→ **Extracted records**:
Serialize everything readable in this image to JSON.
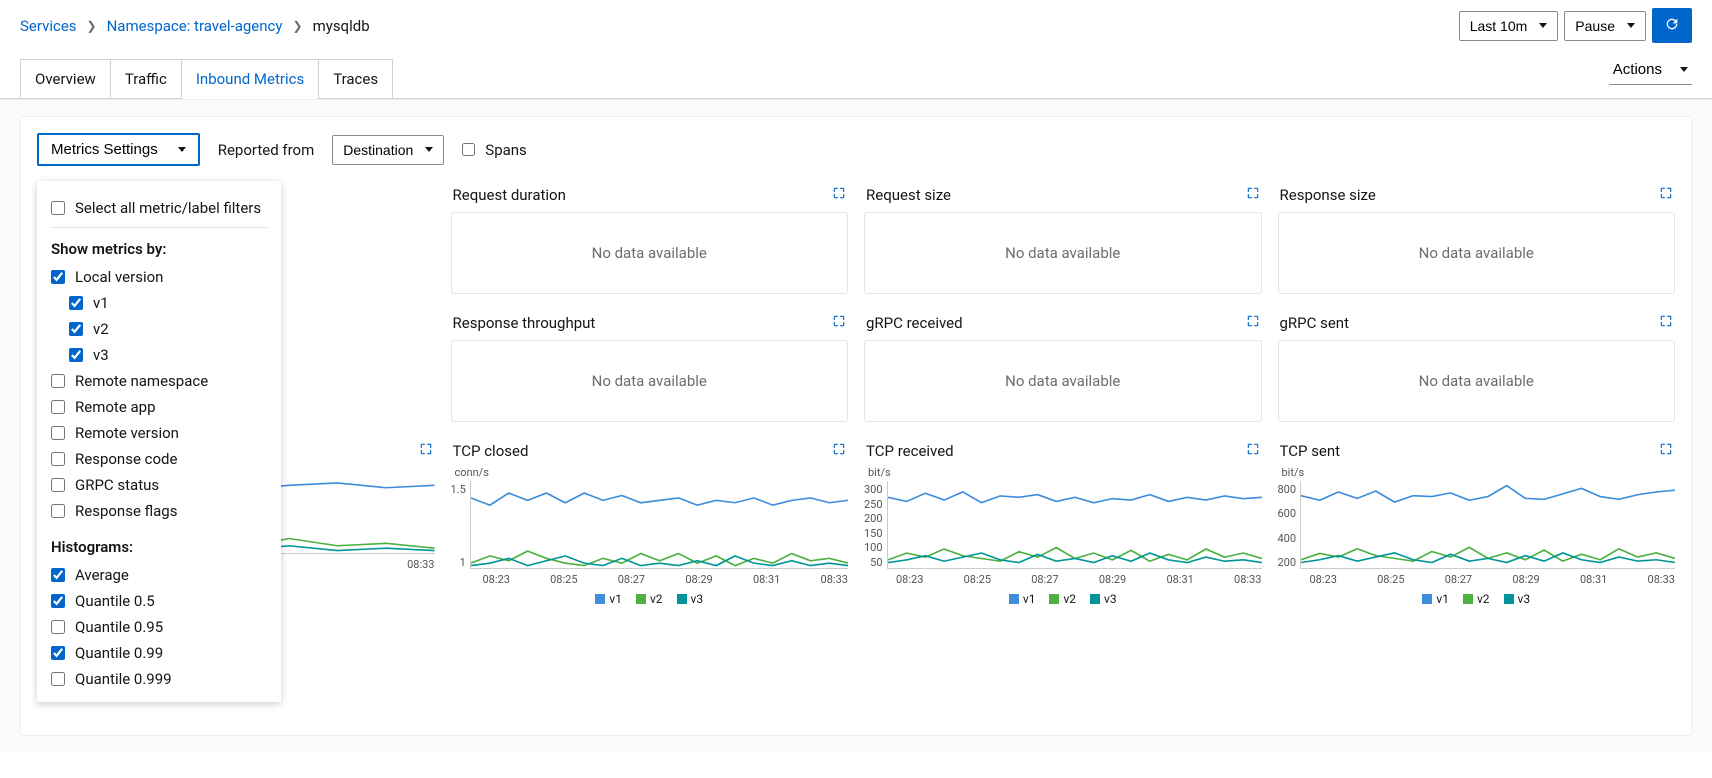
{
  "breadcrumb": {
    "services": "Services",
    "namespace": "Namespace: travel-agency",
    "current": "mysqldb"
  },
  "toolbar_top": {
    "time_range": "Last 10m",
    "pause": "Pause",
    "actions": "Actions"
  },
  "tabs": {
    "overview": "Overview",
    "traffic": "Traffic",
    "inbound": "Inbound Metrics",
    "traces": "Traces"
  },
  "controls": {
    "metrics_settings": "Metrics Settings",
    "reported_from": "Reported from",
    "reported_value": "Destination",
    "spans": "Spans"
  },
  "settings": {
    "select_all": "Select all metric/label filters",
    "show_by": "Show metrics by:",
    "local_version": "Local version",
    "v1": "v1",
    "v2": "v2",
    "v3": "v3",
    "remote_namespace": "Remote namespace",
    "remote_app": "Remote app",
    "remote_version": "Remote version",
    "response_code": "Response code",
    "grpc_status": "GRPC status",
    "response_flags": "Response flags",
    "histograms": "Histograms:",
    "average": "Average",
    "q05": "Quantile 0.5",
    "q095": "Quantile 0.95",
    "q099": "Quantile 0.99",
    "q0999": "Quantile 0.999"
  },
  "cards": {
    "no_data": "No data available",
    "request_duration": "Request duration",
    "request_size": "Request size",
    "response_size": "Response size",
    "response_throughput": "Response throughput",
    "grpc_received": "gRPC received",
    "grpc_sent": "gRPC sent",
    "tcp_closed": "TCP closed",
    "tcp_received": "TCP received",
    "tcp_sent": "TCP sent"
  },
  "legend": {
    "v1": "v1",
    "v2": "v2",
    "v3": "v3"
  },
  "colors": {
    "v1": "#3e8ddd",
    "v2": "#4cb140",
    "v3": "#009596"
  },
  "chart_data": [
    {
      "title": "TCP closed",
      "type": "line",
      "yunit": "conn/s",
      "x": [
        "08:23",
        "08:25",
        "08:27",
        "08:29",
        "08:31",
        "08:33"
      ],
      "ylim": [
        0,
        1.8
      ],
      "yticks": [
        1,
        1.5
      ],
      "series": [
        {
          "name": "v1",
          "values": [
            1.45,
            1.3,
            1.55,
            1.4,
            1.55,
            1.35,
            1.55,
            1.4,
            1.5,
            1.35,
            1.4,
            1.45,
            1.3,
            1.4,
            1.35,
            1.45,
            1.3,
            1.4,
            1.45,
            1.35,
            1.4
          ]
        },
        {
          "name": "v2",
          "values": [
            0.1,
            0.25,
            0.15,
            0.35,
            0.2,
            0.1,
            0.05,
            0.2,
            0.1,
            0.3,
            0.15,
            0.3,
            0.1,
            0.25,
            0.05,
            0.2,
            0.1,
            0.3,
            0.15,
            0.2,
            0.1
          ]
        },
        {
          "name": "v3",
          "values": [
            0.05,
            0.1,
            0.2,
            0.05,
            0.15,
            0.25,
            0.1,
            0.05,
            0.2,
            0.05,
            0.1,
            0.05,
            0.15,
            0.05,
            0.25,
            0.1,
            0.05,
            0.15,
            0.05,
            0.1,
            0.05
          ]
        }
      ]
    },
    {
      "title": "TCP received",
      "type": "line",
      "yunit": "bit/s",
      "x": [
        "08:23",
        "08:25",
        "08:27",
        "08:29",
        "08:31",
        "08:33"
      ],
      "ylim": [
        0,
        320
      ],
      "yticks": [
        50,
        100,
        150,
        200,
        250,
        300
      ],
      "series": [
        {
          "name": "v1",
          "values": [
            260,
            245,
            275,
            250,
            280,
            240,
            265,
            260,
            270,
            245,
            260,
            240,
            255,
            250,
            270,
            245,
            260,
            250,
            265,
            255,
            260
          ]
        },
        {
          "name": "v2",
          "values": [
            30,
            55,
            40,
            70,
            45,
            35,
            25,
            60,
            40,
            75,
            35,
            55,
            30,
            65,
            25,
            50,
            30,
            70,
            40,
            55,
            35
          ]
        },
        {
          "name": "v3",
          "values": [
            20,
            30,
            45,
            25,
            40,
            55,
            30,
            20,
            50,
            25,
            35,
            20,
            45,
            25,
            55,
            30,
            20,
            40,
            25,
            30,
            20
          ]
        }
      ]
    },
    {
      "title": "TCP sent",
      "type": "line",
      "yunit": "bit/s",
      "x": [
        "08:23",
        "08:25",
        "08:27",
        "08:29",
        "08:31",
        "08:33"
      ],
      "ylim": [
        0,
        950
      ],
      "yticks": [
        200,
        400,
        600,
        800
      ],
      "series": [
        {
          "name": "v1",
          "values": [
            790,
            740,
            830,
            760,
            840,
            720,
            790,
            780,
            820,
            740,
            780,
            900,
            760,
            750,
            810,
            870,
            780,
            750,
            800,
            830,
            850
          ]
        },
        {
          "name": "v2",
          "values": [
            90,
            160,
            120,
            210,
            135,
            105,
            75,
            180,
            120,
            225,
            105,
            165,
            90,
            195,
            75,
            150,
            90,
            210,
            120,
            165,
            105
          ]
        },
        {
          "name": "v3",
          "values": [
            60,
            90,
            135,
            75,
            120,
            165,
            90,
            60,
            150,
            75,
            105,
            60,
            135,
            75,
            165,
            90,
            60,
            120,
            75,
            90,
            60
          ]
        }
      ]
    }
  ]
}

→ **What to work on**:
From the entries above, list each line with "sent" in it.

→ **The output**:
    "grpc_sent": "gRPC sent",
    "tcp_sent": "TCP sent"
      "title": "TCP sent",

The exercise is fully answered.